Start RECORDS FOR THIS TASK

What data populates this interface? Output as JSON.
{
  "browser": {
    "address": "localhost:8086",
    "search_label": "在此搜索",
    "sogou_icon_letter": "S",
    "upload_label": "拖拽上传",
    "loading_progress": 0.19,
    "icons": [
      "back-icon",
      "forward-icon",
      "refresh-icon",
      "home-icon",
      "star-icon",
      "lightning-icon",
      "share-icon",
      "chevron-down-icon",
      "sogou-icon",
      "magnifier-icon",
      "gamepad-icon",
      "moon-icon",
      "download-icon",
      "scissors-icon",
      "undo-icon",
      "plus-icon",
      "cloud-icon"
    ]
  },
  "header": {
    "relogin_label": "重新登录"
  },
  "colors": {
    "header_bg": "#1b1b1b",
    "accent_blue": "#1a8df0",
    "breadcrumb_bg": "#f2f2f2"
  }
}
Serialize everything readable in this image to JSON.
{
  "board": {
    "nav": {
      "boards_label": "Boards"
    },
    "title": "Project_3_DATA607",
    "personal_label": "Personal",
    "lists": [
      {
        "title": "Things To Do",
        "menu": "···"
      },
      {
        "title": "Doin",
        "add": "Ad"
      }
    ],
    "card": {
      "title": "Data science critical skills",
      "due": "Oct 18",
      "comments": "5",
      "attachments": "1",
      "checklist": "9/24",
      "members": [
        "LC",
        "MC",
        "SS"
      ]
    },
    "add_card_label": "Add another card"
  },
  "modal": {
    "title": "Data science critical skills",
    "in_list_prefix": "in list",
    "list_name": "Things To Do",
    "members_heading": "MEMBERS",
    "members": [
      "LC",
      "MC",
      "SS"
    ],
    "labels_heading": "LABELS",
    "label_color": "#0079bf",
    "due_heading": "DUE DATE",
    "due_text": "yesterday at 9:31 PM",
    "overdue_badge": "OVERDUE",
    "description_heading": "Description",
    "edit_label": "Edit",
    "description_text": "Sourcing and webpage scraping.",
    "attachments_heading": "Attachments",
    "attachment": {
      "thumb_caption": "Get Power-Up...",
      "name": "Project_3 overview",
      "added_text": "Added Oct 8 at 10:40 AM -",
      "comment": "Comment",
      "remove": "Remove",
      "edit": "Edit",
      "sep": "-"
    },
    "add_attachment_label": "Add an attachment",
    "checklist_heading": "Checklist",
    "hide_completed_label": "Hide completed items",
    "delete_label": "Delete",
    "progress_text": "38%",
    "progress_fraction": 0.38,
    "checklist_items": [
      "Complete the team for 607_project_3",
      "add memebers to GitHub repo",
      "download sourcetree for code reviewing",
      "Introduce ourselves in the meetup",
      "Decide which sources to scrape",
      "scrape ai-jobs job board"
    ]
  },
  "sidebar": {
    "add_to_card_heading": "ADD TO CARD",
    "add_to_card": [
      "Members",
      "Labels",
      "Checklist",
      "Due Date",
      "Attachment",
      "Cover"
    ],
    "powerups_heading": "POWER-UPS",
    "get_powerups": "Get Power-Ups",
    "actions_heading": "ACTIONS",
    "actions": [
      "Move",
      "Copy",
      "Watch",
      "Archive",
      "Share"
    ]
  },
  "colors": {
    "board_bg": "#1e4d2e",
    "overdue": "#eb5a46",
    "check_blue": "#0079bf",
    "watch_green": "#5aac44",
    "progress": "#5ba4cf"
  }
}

End RECORDS FOR THIS TASK

Return all of the entries exactly as written.

» **WRITTEN RESPONSE**:
What data populates this interface? Output as JSON.
{
  "browser": {
    "address": "localhost:8086",
    "search_label": "在此搜索",
    "sogou_icon_letter": "S",
    "upload_label": "拖拽上传",
    "loading_progress": 0.19,
    "icons": [
      "back-icon",
      "forward-icon",
      "refresh-icon",
      "home-icon",
      "star-icon",
      "lightning-icon",
      "share-icon",
      "chevron-down-icon",
      "sogou-icon",
      "magnifier-icon",
      "gamepad-icon",
      "moon-icon",
      "download-icon",
      "scissors-icon",
      "undo-icon",
      "plus-icon",
      "cloud-icon"
    ]
  },
  "header": {
    "relogin_label": "重新登录"
  },
  "colors": {
    "header_bg": "#1b1b1b",
    "accent_blue": "#1a8df0",
    "breadcrumb_bg": "#f2f2f2"
  }
}
Serialize everything readable in this image to JSON.
{
  "board": {
    "nav": {
      "boards_label": "Boards"
    },
    "title": "Project_3_DATA607",
    "personal_label": "Personal",
    "lists": [
      {
        "title": "Things To Do",
        "menu": "···"
      },
      {
        "title": "Doin",
        "add": "Ad"
      }
    ],
    "card": {
      "title": "Data science critical skills",
      "due": "Oct 18",
      "comments": "5",
      "attachments": "1",
      "checklist": "9/24",
      "members": [
        "LC",
        "MC",
        "SS"
      ]
    },
    "add_card_label": "Add another card"
  },
  "modal": {
    "title": "Data science critical skills",
    "in_list_prefix": "in list",
    "list_name": "Things To Do",
    "members_heading": "MEMBERS",
    "members": [
      "LC",
      "MC",
      "SS"
    ],
    "labels_heading": "LABELS",
    "label_color": "#0079bf",
    "due_heading": "DUE DATE",
    "due_text": "yesterday at 9:31 PM",
    "overdue_badge": "OVERDUE",
    "description_heading": "Description",
    "edit_label": "Edit",
    "description_text": "Sourcing and webpage scraping.",
    "attachments_heading": "Attachments",
    "attachment": {
      "thumb_caption": "Get Power-Up...",
      "name": "Project_3 overview",
      "added_text": "Added Oct 8 at 10:40 AM -",
      "comment": "Comment",
      "remove": "Remove",
      "edit": "Edit",
      "sep": "-"
    },
    "add_attachment_label": "Add an attachment",
    "checklist_heading": "Checklist",
    "hide_completed_label": "Hide completed items",
    "delete_label": "Delete",
    "progress_text": "38%",
    "progress_fraction": 0.38,
    "checklist_items": [
      "Complete the team for 607_project_3",
      "add memebers to GitHub repo",
      "download sourcetree for code reviewing",
      "Introduce ourselves in the meetup",
      "Decide which sources to scrape",
      "scrape ai-jobs job board"
    ]
  },
  "sidebar": {
    "add_to_card_heading": "ADD TO CARD",
    "add_to_card": [
      "Members",
      "Labels",
      "Checklist",
      "Due Date",
      "Attachment",
      "Cover"
    ],
    "powerups_heading": "POWER-UPS",
    "get_powerups": "Get Power-Ups",
    "actions_heading": "ACTIONS",
    "actions": [
      "Move",
      "Copy",
      "Watch",
      "Archive",
      "Share"
    ]
  },
  "colors": {
    "board_bg": "#1e4d2e",
    "overdue": "#eb5a46",
    "check_blue": "#0079bf",
    "watch_green": "#5aac44",
    "progress": "#5ba4cf"
  }
}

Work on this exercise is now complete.